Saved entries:
◆ ◆ ◆

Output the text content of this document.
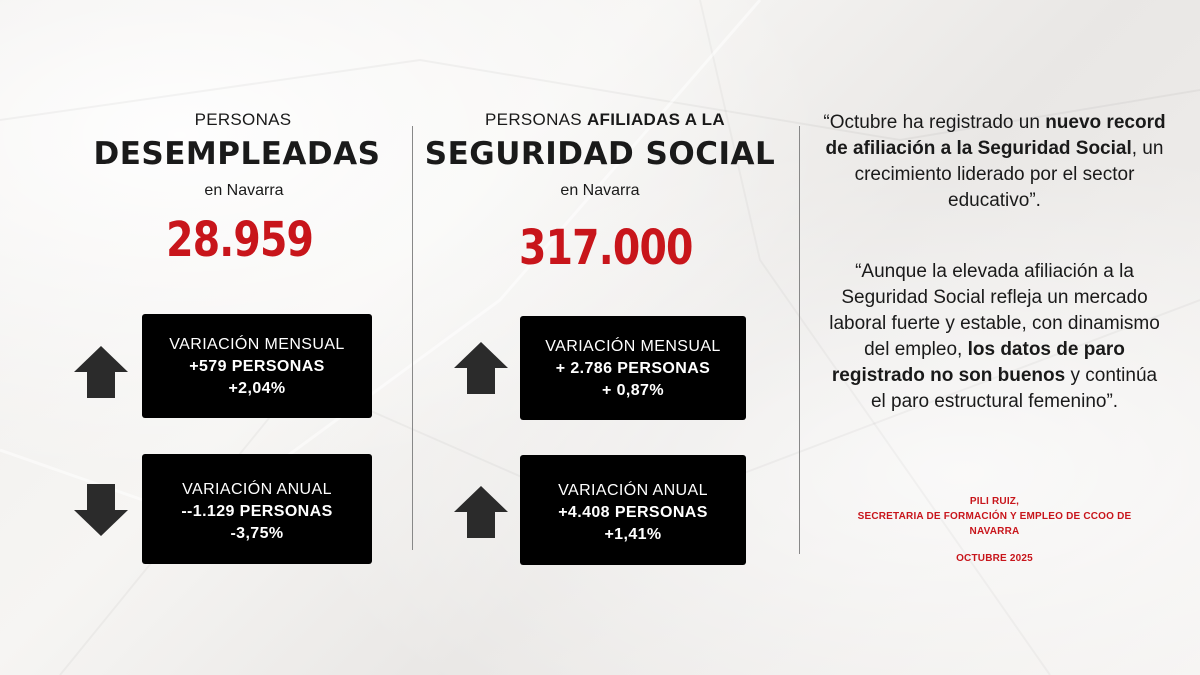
PERSONAS
DESEMPLEADAS
en Navarra
28.959
VARIACIÓN MENSUAL
+579 PERSONAS
+2,04%
VARIACIÓN ANUAL
--1.129 PERSONAS
-3,75%
PERSONAS AFILIADAS A LA
SEGURIDAD SOCIAL
en Navarra
317.000
VARIACIÓN MENSUAL
+ 2.786 PERSONAS
+ 0,87%
VARIACIÓN ANUAL
+4.408 PERSONAS
+1,41%
“Octubre ha registrado un nuevo record de afiliación a la Seguridad Social, un crecimiento liderado por el sector educativo”.
“Aunque la elevada afiliación a la Seguridad Social refleja un mercado laboral fuerte y estable, con dinamismo del empleo, los datos de paro registrado no son buenos y continúa el paro estructural femenino”.
PILI RUIZ,
SECRETARIA DE FORMACIÓN Y EMPLEO DE CCOO DE NAVARRA
OCTUBRE 2025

◆ ◆ ◆

Challenge: Write out each line of the data exactly; the images should be left out.

Final result:
Output the text content of this document.
PERSONAS
DESEMPLEADAS
en Navarra
28.959
VARIACIÓN MENSUAL
+579 PERSONAS
+2,04%
VARIACIÓN ANUAL
--1.129 PERSONAS
-3,75%
PERSONAS AFILIADAS A LA
SEGURIDAD SOCIAL
en Navarra
317.000
VARIACIÓN MENSUAL
+ 2.786 PERSONAS
+ 0,87%
VARIACIÓN ANUAL
+4.408 PERSONAS
+1,41%
“Octubre ha registrado un nuevo record de afiliación a la Seguridad Social, un crecimiento liderado por el sector educativo”.
“Aunque la elevada afiliación a la Seguridad Social refleja un mercado laboral fuerte y estable, con dinamismo del empleo, los datos de paro registrado no son buenos y continúa el paro estructural femenino”.
PILI RUIZ,
SECRETARIA DE FORMACIÓN Y EMPLEO DE CCOO DE NAVARRA
OCTUBRE 2025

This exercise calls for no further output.